EXERCISE AIM |
Search the material for the string "total", then report how many lines hold it, with no other text.

DATASET |

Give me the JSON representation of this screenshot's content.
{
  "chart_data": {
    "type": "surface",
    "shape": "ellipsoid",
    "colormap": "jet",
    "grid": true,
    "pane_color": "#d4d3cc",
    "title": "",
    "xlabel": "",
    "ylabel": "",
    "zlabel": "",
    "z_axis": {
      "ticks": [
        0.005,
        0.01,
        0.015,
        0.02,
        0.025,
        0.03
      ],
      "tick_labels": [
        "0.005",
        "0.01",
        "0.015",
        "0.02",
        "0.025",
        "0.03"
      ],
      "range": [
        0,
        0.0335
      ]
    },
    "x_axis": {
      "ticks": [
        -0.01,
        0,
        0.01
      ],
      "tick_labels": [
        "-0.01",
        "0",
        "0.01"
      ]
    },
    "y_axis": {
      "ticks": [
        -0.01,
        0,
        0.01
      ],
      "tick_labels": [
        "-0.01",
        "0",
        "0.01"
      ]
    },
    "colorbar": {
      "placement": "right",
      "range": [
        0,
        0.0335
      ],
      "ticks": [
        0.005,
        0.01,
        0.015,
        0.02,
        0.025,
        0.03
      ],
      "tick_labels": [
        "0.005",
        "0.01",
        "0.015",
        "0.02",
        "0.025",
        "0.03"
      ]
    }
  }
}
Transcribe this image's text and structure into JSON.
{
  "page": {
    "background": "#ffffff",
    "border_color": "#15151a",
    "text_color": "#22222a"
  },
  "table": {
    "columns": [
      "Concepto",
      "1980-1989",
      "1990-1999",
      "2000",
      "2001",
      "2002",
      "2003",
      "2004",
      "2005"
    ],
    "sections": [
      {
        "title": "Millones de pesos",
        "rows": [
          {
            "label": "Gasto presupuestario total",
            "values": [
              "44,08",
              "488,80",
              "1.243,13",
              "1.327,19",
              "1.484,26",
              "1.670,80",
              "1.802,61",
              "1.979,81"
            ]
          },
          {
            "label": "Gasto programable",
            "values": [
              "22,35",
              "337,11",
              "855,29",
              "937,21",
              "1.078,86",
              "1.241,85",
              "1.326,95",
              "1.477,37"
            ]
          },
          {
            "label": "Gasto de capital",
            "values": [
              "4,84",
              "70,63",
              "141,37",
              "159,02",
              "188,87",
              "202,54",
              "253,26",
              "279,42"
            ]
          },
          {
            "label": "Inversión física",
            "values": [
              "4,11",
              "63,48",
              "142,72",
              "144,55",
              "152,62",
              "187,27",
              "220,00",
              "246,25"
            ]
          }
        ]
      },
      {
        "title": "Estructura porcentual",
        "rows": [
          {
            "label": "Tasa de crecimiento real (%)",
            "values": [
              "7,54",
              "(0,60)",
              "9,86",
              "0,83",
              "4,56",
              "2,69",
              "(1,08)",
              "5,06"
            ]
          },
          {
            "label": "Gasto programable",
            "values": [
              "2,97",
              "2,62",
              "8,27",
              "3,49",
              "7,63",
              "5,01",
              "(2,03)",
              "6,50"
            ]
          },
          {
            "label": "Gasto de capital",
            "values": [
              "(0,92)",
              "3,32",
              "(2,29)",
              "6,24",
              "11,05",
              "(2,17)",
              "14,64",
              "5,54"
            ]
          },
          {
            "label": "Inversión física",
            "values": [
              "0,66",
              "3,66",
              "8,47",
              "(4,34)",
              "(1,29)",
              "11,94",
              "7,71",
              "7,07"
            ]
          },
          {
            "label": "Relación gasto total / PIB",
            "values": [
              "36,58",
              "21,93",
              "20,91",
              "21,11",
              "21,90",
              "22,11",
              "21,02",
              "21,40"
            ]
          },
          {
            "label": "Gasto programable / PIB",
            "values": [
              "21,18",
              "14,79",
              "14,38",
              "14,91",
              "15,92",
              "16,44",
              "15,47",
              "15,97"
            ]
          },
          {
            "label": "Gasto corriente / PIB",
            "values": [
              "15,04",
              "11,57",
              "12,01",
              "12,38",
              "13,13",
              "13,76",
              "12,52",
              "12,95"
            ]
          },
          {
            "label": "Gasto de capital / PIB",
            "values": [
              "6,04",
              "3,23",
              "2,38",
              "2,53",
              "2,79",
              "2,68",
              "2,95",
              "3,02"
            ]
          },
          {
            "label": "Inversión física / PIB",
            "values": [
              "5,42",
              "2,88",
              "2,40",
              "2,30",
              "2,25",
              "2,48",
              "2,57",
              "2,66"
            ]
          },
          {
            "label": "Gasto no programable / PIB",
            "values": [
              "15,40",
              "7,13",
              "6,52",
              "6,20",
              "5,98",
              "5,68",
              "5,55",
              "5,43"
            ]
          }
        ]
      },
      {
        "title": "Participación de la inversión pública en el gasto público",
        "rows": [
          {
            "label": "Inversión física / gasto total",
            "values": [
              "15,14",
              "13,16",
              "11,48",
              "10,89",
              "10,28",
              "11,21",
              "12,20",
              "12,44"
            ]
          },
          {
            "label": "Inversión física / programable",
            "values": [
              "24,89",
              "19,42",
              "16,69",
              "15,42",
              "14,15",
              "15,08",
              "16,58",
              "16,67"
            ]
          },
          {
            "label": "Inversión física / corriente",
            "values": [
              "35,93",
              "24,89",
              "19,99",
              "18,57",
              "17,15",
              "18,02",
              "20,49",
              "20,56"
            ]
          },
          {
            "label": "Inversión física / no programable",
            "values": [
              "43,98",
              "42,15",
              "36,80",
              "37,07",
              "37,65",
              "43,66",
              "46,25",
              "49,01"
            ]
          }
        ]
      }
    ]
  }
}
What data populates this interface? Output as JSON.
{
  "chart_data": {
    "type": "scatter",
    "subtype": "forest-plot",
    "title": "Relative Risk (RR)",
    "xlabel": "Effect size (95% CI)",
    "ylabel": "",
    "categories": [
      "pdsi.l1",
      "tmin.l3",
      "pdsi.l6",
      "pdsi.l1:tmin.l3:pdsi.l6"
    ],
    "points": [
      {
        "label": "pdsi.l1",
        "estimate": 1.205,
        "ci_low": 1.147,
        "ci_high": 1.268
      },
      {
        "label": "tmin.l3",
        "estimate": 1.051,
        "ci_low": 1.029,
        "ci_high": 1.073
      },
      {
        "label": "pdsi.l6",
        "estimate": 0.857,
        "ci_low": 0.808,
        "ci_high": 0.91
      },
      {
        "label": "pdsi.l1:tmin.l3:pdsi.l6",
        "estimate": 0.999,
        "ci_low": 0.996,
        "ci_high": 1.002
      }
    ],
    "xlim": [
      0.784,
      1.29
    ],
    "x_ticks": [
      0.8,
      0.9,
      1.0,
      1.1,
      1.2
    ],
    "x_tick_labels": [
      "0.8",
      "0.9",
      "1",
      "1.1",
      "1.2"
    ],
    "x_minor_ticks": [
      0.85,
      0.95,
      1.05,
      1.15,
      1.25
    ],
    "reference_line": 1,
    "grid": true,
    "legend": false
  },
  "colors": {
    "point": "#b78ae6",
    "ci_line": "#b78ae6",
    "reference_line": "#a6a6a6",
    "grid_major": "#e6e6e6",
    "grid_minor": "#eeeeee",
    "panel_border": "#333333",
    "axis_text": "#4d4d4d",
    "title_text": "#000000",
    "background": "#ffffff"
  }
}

RESULT OF THE EXERCISE |
3